### Given exercise
Pick out all lines in the listing holding the string "relative" and copy them.

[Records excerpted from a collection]
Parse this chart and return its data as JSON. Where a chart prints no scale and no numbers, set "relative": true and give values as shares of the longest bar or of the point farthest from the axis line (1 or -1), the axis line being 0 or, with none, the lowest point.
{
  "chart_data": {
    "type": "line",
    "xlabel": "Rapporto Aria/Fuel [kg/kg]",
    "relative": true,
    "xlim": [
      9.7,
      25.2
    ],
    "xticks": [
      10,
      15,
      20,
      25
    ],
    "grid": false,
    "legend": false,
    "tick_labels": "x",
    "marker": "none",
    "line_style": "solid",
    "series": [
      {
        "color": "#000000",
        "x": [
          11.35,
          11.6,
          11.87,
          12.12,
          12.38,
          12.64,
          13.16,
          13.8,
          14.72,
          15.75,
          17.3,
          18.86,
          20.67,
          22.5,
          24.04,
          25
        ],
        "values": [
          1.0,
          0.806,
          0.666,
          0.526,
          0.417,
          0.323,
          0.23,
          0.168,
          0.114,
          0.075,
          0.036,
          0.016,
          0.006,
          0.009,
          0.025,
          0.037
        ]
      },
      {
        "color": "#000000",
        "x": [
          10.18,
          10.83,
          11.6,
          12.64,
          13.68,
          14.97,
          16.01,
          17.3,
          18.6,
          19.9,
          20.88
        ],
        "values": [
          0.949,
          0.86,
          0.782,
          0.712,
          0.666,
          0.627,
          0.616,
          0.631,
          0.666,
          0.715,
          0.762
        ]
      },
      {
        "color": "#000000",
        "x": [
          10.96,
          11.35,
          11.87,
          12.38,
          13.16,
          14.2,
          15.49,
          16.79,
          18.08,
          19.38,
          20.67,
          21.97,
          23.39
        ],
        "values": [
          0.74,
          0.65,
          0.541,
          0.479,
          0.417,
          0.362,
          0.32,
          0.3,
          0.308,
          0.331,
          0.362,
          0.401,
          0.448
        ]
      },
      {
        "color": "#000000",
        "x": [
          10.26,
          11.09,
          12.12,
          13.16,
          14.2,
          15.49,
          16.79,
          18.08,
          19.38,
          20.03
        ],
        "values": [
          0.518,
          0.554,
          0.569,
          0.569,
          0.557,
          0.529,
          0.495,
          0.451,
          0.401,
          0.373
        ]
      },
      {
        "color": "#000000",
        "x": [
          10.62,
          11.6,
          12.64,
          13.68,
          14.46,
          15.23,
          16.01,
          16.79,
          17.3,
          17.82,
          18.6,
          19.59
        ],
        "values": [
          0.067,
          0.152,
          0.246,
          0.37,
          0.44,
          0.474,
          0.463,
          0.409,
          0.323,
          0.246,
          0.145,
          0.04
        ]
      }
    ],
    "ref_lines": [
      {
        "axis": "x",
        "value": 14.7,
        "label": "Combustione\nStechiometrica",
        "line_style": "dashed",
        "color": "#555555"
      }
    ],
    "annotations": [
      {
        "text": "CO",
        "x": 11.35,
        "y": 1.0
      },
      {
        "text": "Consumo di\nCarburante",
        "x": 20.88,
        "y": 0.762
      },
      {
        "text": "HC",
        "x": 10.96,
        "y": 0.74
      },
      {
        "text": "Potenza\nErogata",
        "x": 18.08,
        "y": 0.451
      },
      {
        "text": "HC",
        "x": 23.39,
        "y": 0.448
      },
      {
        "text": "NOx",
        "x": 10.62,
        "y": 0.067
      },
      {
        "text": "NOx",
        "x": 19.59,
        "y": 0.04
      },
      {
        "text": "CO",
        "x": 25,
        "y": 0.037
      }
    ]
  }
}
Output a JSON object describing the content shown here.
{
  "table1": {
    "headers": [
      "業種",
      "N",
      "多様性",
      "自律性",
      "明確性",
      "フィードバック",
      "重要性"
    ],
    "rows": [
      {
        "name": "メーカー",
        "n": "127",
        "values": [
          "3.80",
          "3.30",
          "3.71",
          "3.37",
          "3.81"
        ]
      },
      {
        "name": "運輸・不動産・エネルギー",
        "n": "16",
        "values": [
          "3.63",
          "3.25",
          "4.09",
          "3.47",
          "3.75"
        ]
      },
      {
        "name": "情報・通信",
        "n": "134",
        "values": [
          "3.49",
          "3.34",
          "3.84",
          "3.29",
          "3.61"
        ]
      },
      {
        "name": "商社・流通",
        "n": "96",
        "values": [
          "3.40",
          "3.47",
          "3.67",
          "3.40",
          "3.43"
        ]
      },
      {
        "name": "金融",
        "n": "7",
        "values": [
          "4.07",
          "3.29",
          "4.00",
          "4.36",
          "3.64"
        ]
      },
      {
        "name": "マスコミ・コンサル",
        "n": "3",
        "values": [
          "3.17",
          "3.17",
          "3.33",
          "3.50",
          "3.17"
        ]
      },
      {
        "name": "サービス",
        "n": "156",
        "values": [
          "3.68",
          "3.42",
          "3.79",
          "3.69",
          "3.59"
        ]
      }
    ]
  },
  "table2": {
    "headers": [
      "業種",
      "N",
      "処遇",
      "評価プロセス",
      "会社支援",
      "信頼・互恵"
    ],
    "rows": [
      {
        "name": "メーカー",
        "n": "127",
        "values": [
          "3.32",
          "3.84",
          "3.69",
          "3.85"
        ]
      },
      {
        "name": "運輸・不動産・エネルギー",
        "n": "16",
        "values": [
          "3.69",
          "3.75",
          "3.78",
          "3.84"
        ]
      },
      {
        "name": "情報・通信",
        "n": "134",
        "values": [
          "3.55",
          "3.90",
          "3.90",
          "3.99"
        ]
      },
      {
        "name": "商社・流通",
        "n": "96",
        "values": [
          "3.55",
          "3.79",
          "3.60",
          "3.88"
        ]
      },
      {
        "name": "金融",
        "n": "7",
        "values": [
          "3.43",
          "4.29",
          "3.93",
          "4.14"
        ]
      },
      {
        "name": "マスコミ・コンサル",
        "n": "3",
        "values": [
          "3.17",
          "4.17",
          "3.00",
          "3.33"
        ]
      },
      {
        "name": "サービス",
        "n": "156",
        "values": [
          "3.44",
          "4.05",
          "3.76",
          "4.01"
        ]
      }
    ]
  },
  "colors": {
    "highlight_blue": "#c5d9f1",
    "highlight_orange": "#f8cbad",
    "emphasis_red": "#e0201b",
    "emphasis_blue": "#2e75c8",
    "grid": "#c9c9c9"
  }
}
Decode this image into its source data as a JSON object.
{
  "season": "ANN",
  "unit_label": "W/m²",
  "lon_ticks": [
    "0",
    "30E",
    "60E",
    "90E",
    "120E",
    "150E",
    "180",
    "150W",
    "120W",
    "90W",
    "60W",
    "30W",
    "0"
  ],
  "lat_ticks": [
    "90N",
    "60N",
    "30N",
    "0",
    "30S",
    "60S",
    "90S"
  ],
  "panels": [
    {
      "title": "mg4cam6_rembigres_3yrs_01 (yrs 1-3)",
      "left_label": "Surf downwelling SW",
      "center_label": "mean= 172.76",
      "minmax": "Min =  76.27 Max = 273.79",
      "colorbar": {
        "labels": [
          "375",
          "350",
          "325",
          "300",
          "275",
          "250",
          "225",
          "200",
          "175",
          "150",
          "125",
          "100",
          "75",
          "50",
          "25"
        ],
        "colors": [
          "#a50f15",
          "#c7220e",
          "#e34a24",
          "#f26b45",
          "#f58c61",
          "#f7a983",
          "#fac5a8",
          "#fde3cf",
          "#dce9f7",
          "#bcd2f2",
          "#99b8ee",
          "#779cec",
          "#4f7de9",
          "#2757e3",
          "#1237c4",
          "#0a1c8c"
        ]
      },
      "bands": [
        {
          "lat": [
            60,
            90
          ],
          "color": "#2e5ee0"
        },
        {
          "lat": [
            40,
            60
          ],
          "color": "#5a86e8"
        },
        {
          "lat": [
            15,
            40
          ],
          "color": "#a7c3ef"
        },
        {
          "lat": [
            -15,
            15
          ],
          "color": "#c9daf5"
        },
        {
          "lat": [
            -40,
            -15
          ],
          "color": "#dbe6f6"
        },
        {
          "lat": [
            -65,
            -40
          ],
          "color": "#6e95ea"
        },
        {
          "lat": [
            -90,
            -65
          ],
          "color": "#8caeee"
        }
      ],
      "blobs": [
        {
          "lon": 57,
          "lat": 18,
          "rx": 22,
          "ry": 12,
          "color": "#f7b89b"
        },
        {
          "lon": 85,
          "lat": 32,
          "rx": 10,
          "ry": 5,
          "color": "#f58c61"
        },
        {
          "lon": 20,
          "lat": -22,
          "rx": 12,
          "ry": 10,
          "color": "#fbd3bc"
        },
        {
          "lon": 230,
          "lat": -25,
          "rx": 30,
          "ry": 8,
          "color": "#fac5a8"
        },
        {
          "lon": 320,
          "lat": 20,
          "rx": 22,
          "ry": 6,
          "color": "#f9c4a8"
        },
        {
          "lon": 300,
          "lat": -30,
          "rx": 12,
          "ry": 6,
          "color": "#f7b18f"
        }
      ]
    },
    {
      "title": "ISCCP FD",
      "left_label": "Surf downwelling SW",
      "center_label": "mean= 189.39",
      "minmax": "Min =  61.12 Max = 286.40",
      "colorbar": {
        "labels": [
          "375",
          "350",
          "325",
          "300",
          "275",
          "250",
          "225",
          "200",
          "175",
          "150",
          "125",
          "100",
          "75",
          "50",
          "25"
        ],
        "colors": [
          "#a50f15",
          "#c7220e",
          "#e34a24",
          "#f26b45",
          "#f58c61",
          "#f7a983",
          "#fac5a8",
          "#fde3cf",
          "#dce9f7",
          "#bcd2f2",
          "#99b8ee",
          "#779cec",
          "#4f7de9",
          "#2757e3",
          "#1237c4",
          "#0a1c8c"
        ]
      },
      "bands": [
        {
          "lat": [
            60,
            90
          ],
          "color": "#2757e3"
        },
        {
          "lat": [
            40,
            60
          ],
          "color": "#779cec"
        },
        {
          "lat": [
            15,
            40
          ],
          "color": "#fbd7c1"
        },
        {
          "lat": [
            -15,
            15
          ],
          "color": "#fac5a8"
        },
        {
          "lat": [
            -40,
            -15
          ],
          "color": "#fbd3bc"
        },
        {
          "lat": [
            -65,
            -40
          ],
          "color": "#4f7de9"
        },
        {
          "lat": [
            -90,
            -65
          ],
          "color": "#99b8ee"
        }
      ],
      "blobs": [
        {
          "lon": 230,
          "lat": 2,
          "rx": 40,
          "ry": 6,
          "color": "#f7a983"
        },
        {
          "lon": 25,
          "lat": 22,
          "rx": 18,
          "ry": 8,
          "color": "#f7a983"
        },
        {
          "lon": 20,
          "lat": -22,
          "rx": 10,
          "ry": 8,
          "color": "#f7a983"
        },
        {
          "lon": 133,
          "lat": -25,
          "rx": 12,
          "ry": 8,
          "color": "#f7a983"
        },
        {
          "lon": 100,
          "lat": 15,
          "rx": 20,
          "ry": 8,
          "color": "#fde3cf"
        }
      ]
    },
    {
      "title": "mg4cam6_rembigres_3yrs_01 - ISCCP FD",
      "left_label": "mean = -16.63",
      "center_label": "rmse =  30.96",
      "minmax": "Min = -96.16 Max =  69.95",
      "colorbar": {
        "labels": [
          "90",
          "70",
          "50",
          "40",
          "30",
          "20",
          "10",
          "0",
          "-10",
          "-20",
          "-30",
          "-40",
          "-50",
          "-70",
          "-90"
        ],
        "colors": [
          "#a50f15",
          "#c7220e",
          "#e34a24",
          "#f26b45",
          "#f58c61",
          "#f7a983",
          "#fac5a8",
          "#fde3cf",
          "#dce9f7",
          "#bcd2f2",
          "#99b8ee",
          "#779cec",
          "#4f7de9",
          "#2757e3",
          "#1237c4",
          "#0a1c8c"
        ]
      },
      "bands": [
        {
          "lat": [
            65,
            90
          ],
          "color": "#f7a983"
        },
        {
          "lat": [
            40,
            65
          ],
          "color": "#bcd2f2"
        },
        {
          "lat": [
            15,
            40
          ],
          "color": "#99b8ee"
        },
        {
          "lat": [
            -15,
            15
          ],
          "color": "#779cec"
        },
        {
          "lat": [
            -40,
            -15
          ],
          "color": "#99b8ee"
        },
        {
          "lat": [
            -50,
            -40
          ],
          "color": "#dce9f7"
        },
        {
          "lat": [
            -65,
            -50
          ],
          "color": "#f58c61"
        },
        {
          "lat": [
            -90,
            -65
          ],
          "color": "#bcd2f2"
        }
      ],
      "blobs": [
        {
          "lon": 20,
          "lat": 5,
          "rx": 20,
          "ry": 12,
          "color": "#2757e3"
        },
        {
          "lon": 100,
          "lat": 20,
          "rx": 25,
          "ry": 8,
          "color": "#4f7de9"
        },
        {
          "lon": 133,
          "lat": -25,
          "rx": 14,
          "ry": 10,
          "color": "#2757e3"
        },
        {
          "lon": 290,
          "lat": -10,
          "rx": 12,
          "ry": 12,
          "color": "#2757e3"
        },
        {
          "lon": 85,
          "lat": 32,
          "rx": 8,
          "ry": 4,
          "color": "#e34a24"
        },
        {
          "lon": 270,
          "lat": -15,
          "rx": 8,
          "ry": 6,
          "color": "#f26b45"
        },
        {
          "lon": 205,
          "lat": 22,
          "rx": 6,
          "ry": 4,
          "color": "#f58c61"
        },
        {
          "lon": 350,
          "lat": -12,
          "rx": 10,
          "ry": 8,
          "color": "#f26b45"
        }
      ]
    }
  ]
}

### Solution to this problem
Parse this chart and return its data as JSON. Where a chart prints no scale and no numbers, set "relative": true and give values as shares of the longest bar or of the point farthest from the axis line (1 or -1), the axis line being 0 or, with none, the lowest point.
    "relative": true,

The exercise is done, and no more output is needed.